Excerpt.
:::::

A milliampere second (mA⋅s) is a unit of measurement used in X-ray imaging, diagnostic imaging, and radiation therapy. It is equivalent to a millicoulomb. This quantity is proportional to the total X-ray energy produced by a given X-ray tube operated at a particular voltage. The same total dose can be delivered in different time periods depending on the X-ray tube current.

To help express energy, computation over charge values in ampere-hour requires precise data of voltage: in a battery system, for example, accurate calculation of the energy delivered requires integration of the power delivered (product of instantaneous voltage and instantaneous current) over the discharge interval. Generally, the battery voltage varies during discharge; an average value or nominal value may be used to approximate the integration of power.

When comparing the energy capacities of battery-based products that might have different internal cell chemistries or cell configurations, a simple ampere-hour rating is often insufficient.

:::::

Task requirements. Reproduce verbatim the part of the excerpt on milliampere seconds between "A milliampere second" and "X-ray tube current.", inclusive. The items that come next are separate material and unrelated to the excerpt on milliampere seconds.

Data.
:::::

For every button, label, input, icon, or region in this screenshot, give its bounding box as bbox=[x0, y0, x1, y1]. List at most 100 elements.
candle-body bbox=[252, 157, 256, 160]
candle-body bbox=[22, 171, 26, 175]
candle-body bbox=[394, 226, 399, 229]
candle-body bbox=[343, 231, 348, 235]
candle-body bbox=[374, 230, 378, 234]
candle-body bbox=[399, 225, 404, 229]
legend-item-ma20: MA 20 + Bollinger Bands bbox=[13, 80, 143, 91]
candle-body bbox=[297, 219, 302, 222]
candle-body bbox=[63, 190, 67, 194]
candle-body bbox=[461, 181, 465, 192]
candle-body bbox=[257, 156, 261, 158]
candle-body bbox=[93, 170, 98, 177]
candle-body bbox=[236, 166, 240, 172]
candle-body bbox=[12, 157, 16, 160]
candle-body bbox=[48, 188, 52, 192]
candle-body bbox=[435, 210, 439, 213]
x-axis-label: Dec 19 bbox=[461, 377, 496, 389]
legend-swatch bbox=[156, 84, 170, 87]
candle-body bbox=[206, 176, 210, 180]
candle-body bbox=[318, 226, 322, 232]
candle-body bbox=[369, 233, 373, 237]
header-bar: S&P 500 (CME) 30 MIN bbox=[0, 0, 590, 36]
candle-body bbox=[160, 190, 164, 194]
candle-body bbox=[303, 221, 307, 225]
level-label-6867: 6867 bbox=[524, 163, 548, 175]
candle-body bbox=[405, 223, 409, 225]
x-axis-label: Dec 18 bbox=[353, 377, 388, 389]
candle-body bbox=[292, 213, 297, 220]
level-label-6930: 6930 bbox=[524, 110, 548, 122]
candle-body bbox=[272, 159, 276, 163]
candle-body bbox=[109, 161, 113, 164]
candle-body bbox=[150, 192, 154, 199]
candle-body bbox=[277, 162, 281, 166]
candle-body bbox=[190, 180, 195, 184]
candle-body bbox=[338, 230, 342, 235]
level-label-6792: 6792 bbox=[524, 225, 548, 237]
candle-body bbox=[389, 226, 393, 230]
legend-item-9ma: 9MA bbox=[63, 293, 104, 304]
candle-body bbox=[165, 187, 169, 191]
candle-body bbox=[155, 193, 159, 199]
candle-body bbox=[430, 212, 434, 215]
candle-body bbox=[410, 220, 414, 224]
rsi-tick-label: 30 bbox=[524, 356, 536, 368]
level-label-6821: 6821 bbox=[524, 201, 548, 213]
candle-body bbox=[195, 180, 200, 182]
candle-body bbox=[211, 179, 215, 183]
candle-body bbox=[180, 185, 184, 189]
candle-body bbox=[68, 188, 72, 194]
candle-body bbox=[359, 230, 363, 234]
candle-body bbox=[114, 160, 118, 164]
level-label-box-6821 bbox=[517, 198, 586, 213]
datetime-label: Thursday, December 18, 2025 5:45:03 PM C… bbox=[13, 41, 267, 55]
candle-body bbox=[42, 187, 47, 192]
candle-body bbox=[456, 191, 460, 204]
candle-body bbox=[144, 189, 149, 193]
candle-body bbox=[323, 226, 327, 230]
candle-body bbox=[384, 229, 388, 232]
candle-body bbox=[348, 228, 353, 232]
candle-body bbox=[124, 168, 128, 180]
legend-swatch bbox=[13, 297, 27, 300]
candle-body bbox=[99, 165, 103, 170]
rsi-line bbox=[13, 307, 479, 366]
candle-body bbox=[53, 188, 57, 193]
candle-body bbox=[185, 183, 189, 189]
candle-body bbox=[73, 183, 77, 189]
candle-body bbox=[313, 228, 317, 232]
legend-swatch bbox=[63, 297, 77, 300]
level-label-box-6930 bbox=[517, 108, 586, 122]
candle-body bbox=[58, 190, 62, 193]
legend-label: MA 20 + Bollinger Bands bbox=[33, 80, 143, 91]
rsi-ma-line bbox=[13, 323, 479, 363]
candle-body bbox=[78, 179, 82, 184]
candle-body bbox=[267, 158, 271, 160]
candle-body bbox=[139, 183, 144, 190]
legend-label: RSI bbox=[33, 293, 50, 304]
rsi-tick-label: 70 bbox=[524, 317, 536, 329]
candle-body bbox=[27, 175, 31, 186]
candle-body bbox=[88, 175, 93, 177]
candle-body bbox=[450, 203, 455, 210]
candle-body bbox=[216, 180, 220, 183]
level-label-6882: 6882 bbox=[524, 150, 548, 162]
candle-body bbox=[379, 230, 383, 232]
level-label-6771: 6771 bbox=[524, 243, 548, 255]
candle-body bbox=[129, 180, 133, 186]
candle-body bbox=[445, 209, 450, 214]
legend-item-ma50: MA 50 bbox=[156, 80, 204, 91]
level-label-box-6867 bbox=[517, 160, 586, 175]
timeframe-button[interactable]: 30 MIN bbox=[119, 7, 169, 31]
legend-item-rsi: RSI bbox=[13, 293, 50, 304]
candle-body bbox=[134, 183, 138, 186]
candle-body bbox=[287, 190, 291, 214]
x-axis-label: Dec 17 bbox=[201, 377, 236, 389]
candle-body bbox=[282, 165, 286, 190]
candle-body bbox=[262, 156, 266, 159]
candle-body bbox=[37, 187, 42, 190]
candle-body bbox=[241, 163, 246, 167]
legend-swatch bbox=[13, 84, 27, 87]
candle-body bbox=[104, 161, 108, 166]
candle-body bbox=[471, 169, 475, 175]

:::::

Answer area.
A milliampere second (mA⋅s) is a unit of measurement used in X-ray imaging, diagnostic imaging, and radiation therapy. It is equivalent to a millicoulomb. This quantity is proportional to the total X-ray energy produced by a given X-ray tube operated at a particular voltage. The same total dose can be delivered in different time periods depending on the X-ray tube current.